Challenge = Out of the lines below, please list those that hold the string "content".

=== Data for the task ===

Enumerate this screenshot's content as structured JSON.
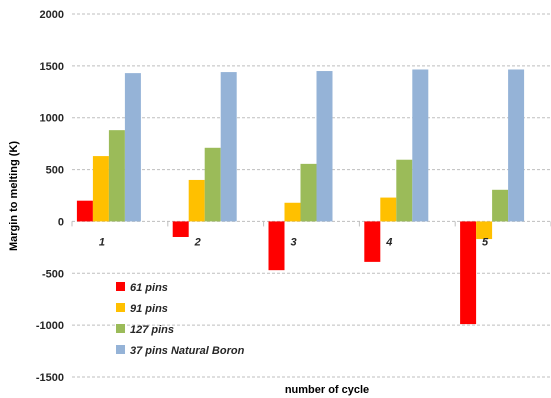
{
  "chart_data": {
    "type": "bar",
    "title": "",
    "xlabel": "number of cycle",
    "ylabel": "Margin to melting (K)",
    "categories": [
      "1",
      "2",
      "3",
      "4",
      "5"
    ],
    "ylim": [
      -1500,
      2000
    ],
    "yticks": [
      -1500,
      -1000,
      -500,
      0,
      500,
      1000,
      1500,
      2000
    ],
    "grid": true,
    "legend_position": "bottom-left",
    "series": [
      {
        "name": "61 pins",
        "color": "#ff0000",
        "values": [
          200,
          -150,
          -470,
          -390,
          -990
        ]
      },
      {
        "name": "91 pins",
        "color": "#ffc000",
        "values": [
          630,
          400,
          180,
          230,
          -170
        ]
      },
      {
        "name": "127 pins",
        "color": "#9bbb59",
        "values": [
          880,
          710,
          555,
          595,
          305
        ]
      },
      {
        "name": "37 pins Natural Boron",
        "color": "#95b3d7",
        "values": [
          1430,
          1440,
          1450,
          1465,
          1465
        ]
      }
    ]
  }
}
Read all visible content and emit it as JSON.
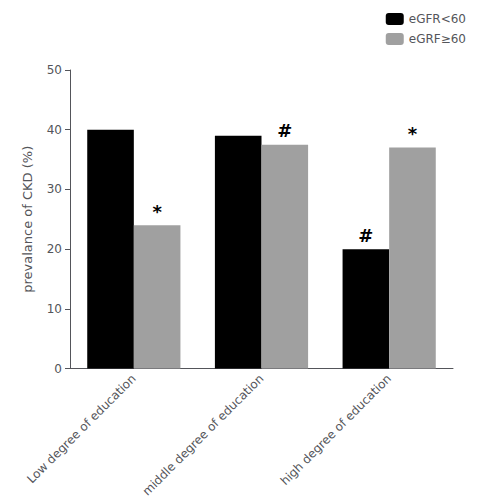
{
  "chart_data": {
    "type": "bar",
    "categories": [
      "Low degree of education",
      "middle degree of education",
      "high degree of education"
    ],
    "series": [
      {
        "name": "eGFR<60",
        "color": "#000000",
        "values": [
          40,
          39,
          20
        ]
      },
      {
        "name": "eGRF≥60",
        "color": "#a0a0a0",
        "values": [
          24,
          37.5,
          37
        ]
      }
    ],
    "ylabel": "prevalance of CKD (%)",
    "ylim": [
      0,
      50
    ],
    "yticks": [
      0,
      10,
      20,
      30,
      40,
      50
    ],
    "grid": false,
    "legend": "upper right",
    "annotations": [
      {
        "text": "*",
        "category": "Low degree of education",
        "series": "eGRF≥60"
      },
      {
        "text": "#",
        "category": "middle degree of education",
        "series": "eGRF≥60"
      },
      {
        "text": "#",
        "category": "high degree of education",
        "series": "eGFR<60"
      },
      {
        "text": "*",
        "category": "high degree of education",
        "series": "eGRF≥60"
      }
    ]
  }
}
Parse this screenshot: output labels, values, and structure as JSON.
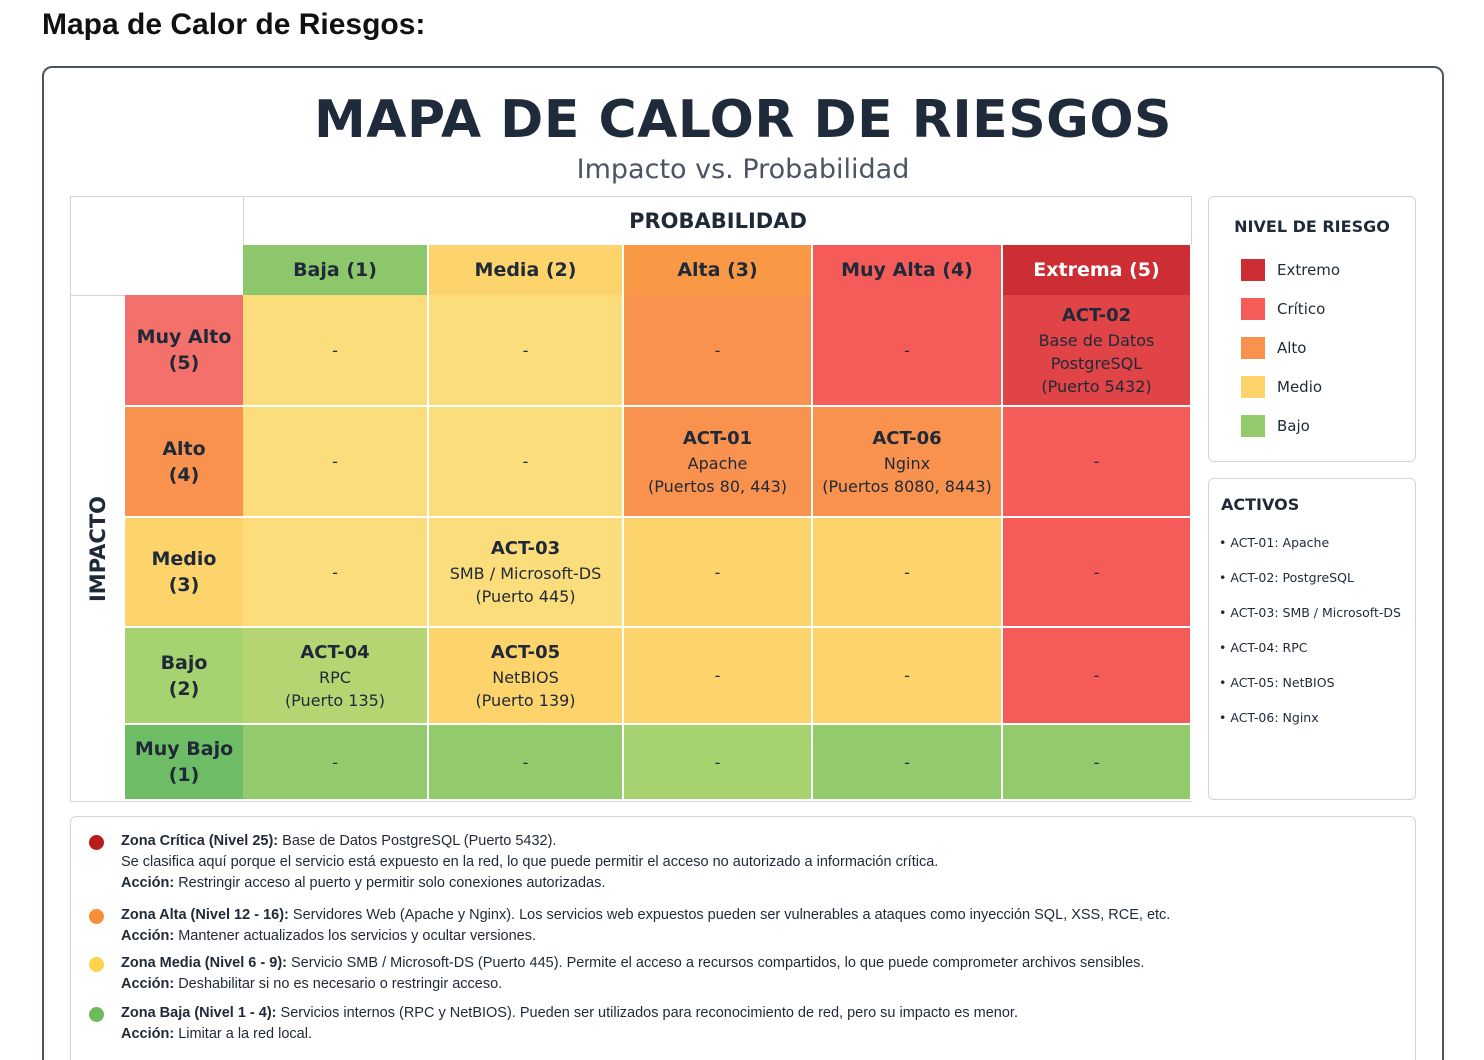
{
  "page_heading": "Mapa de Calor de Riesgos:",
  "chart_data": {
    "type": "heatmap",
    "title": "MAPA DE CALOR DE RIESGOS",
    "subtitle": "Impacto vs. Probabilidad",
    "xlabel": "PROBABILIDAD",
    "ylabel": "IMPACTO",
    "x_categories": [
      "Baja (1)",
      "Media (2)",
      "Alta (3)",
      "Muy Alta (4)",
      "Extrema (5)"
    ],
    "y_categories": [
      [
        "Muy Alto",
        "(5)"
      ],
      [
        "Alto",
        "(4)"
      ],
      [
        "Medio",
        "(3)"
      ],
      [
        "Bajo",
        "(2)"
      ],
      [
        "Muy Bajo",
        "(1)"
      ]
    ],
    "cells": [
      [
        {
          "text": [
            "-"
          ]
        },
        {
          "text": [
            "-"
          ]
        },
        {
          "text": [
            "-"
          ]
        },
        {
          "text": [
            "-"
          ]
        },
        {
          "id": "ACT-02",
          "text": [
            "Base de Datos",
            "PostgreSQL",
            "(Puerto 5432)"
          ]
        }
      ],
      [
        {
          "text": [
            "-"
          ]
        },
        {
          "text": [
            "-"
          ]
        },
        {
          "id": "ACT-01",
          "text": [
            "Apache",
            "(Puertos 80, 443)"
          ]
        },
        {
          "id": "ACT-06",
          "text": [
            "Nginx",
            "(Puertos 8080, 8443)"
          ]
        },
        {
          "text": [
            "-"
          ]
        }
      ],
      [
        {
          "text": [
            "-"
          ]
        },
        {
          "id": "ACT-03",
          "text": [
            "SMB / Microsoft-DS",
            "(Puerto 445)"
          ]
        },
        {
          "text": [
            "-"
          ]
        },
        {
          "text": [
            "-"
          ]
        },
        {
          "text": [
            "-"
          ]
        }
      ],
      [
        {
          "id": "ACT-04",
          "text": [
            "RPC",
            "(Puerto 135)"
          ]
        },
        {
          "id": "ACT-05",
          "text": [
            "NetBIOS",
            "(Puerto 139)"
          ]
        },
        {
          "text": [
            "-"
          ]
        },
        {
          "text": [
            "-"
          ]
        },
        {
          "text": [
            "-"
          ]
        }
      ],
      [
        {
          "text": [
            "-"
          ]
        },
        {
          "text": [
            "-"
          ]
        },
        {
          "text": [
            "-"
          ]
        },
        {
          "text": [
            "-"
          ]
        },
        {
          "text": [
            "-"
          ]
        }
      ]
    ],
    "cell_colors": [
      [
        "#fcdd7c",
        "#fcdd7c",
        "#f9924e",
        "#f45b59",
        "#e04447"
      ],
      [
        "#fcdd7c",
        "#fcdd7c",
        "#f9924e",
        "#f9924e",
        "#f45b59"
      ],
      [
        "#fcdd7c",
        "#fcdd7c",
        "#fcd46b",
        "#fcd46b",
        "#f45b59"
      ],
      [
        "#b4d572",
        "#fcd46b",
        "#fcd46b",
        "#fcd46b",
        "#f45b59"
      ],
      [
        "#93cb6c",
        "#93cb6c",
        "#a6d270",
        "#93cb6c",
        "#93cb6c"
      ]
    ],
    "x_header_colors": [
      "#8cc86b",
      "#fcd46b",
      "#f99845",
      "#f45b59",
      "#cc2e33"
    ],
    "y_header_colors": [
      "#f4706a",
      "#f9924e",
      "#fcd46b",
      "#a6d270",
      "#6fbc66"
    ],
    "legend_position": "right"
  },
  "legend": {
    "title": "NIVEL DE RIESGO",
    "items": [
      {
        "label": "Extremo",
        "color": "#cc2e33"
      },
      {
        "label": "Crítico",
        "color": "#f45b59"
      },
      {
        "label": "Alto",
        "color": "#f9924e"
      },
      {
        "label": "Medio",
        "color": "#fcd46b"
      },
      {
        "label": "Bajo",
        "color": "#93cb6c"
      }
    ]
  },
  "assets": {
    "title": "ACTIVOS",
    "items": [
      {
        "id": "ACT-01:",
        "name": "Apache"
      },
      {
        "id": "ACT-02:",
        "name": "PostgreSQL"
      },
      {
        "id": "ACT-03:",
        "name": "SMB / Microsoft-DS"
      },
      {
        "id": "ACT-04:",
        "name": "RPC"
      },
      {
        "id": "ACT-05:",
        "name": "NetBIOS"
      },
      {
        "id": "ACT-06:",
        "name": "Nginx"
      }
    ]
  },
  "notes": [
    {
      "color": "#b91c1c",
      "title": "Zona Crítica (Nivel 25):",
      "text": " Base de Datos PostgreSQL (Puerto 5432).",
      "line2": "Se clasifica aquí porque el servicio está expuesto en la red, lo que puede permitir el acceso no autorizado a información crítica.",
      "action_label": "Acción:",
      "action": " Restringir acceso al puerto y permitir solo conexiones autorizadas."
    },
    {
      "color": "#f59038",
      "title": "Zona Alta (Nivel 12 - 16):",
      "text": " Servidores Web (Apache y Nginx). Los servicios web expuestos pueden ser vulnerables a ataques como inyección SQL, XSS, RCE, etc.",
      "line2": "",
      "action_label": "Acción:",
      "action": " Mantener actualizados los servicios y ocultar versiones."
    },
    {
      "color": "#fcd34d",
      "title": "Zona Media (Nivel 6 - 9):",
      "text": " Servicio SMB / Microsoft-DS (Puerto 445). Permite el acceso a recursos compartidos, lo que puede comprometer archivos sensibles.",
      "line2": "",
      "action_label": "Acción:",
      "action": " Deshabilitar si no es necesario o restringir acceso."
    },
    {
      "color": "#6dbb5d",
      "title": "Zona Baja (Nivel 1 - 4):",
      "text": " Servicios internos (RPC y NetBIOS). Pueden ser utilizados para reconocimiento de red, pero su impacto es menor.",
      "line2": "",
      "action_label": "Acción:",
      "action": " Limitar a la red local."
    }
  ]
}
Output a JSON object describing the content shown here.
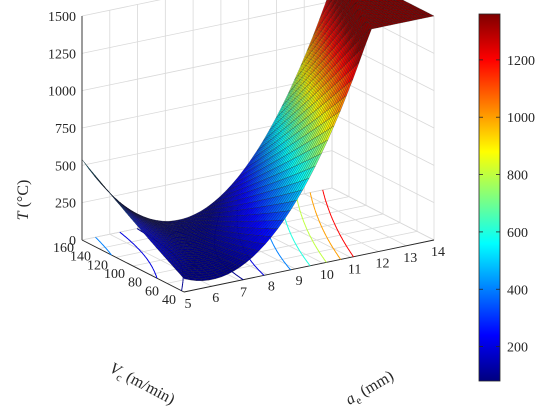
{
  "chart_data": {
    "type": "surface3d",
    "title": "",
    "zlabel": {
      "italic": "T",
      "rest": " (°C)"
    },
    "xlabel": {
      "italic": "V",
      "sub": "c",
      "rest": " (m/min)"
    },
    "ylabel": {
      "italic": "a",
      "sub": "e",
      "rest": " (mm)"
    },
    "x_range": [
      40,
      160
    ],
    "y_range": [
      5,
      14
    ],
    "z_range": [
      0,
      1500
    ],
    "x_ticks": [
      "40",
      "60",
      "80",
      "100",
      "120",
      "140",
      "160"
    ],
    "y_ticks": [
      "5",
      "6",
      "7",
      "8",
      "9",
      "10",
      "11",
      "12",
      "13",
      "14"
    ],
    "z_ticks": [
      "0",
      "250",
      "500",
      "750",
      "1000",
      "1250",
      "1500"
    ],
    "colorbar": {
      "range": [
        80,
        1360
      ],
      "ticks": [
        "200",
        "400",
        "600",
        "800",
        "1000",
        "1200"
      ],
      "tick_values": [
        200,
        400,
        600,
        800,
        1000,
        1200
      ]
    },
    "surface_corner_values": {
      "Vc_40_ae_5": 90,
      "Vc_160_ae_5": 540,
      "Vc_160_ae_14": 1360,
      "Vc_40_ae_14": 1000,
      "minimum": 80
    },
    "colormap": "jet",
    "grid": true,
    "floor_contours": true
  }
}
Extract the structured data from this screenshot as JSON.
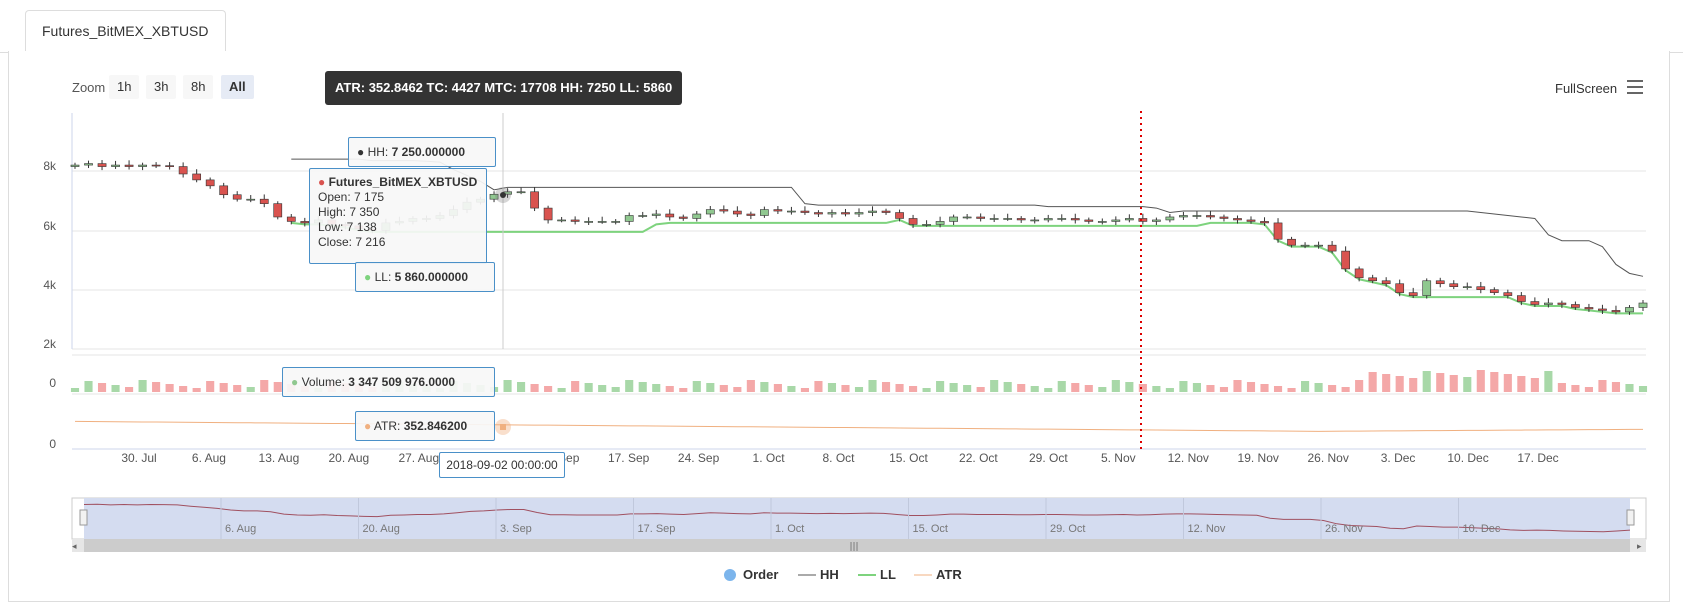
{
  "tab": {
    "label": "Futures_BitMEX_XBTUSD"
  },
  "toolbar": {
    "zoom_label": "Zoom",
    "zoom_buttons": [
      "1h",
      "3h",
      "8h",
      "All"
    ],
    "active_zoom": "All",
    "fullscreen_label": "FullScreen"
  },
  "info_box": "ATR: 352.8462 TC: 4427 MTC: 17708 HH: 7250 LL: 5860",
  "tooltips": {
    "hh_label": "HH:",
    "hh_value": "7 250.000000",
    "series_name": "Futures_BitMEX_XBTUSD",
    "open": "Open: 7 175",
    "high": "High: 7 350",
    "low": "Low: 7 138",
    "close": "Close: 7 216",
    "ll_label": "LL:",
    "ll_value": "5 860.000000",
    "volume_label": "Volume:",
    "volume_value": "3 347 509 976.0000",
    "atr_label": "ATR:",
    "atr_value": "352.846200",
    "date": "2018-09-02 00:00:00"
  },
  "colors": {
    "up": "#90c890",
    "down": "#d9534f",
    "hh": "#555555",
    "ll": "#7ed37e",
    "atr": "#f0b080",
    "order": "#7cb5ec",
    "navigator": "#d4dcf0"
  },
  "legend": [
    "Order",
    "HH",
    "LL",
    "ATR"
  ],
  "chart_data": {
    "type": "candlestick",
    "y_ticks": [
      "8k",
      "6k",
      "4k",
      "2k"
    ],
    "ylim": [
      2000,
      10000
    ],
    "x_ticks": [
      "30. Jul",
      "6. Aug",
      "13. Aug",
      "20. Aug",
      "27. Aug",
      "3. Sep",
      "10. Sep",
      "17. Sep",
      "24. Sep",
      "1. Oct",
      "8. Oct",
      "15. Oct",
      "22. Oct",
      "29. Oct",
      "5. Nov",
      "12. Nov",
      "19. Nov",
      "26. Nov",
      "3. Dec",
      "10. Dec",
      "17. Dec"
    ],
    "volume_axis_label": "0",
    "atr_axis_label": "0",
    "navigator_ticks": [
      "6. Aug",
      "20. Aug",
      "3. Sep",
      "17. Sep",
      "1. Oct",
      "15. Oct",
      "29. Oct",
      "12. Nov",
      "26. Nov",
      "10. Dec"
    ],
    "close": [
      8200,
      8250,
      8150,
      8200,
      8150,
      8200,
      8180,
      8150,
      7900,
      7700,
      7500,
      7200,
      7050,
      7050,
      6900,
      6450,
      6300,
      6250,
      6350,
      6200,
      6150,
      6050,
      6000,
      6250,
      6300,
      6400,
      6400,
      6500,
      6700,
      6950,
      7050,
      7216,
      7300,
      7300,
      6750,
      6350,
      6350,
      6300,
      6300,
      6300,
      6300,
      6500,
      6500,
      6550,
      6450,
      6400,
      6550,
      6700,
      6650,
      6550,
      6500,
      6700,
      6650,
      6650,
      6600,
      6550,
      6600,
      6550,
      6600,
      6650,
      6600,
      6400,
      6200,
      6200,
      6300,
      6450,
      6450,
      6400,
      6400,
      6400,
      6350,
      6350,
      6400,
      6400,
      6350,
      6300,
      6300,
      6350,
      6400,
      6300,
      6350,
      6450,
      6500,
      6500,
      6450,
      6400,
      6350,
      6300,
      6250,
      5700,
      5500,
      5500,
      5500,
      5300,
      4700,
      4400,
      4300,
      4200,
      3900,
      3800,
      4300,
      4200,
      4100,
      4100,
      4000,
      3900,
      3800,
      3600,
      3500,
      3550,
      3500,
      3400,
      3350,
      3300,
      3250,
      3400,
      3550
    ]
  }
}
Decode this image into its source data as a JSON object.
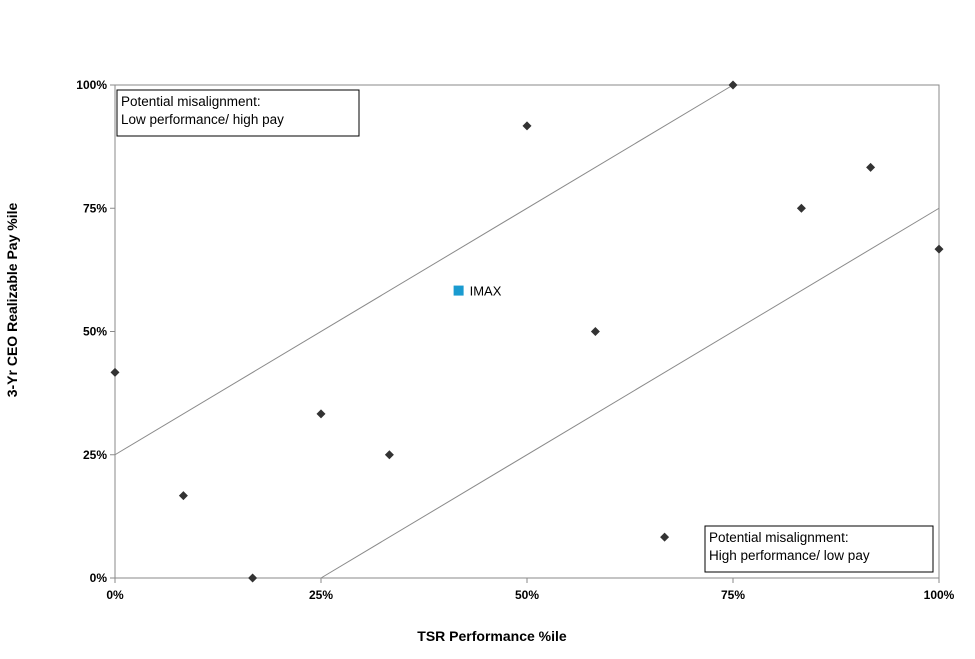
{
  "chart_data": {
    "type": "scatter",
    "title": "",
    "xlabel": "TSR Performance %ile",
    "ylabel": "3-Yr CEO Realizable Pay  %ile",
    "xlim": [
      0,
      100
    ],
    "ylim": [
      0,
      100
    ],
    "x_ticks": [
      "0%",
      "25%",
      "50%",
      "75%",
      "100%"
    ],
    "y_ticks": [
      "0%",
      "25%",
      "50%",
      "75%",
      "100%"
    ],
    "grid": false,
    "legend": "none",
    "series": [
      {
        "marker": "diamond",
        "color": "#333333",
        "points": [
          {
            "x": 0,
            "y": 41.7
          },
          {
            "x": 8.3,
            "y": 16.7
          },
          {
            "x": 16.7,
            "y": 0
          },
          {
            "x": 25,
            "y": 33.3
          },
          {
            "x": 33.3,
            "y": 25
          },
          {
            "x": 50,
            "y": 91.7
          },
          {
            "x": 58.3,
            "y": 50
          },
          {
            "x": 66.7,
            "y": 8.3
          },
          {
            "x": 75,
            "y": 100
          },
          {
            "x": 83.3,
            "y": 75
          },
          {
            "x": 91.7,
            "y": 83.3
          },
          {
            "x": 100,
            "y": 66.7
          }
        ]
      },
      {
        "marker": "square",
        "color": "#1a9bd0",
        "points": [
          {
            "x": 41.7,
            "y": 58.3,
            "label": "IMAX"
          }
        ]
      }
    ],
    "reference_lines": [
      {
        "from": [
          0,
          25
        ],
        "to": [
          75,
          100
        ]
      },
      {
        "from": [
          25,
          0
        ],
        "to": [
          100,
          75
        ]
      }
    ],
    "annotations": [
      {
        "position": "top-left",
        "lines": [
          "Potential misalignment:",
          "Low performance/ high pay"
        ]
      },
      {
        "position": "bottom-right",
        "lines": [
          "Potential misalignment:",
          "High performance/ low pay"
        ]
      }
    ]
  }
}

===

Solution for this exercise =
Enumerate this screenshot's content as structured JSON.
Read all visible content and emit it as JSON.
Output a JSON object describing the content shown here.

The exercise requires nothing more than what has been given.